### WRITTEN TASK
Locate the word "coins" in the material, then show every line that holds it.

Stored entries:
* Start *
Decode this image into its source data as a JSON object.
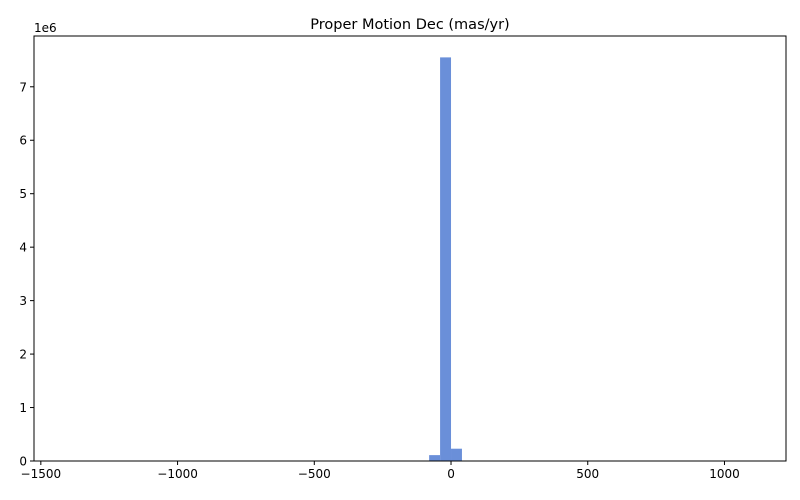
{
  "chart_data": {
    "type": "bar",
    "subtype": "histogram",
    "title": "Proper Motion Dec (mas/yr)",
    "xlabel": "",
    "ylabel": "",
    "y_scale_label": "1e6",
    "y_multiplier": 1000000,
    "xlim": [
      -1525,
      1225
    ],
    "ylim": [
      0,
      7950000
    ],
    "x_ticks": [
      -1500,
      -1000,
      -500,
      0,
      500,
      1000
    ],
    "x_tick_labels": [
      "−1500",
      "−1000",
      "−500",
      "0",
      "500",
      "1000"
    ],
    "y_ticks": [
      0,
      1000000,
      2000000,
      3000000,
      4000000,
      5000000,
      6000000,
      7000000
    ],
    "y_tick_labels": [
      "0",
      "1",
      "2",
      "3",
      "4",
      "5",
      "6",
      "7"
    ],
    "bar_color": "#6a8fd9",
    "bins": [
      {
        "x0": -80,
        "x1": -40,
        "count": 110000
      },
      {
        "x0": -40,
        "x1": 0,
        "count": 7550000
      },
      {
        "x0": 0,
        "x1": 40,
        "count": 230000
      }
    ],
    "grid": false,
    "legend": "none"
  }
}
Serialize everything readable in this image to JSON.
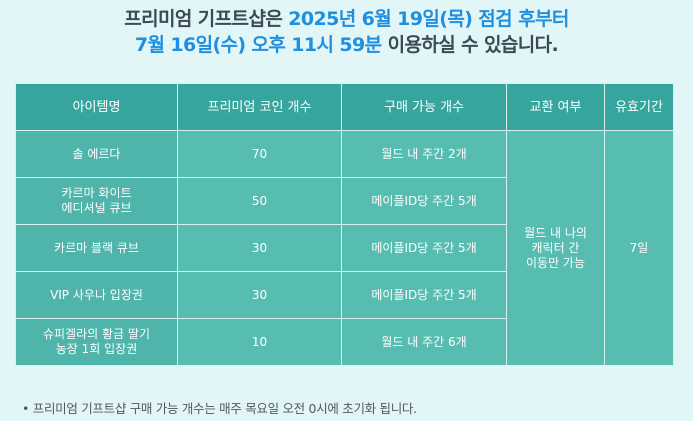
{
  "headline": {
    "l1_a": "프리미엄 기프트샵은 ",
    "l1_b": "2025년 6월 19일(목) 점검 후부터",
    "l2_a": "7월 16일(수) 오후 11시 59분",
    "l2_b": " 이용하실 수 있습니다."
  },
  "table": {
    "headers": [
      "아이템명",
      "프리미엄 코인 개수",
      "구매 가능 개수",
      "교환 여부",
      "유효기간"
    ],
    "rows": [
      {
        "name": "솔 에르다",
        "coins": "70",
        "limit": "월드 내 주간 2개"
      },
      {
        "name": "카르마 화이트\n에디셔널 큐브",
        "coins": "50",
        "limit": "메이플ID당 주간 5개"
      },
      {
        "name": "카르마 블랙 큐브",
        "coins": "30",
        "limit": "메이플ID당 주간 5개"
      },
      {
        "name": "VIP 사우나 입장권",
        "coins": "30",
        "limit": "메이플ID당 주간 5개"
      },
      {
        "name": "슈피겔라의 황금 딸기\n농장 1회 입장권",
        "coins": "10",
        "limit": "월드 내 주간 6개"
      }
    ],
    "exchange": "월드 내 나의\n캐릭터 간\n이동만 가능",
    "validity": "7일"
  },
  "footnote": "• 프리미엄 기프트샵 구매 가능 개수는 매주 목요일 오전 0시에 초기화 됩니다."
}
* End *
### THE OUTPUT
        "coins": "70",
        "coins": "50",
        "coins": "30",
        "coins": "30",
        "coins": "10",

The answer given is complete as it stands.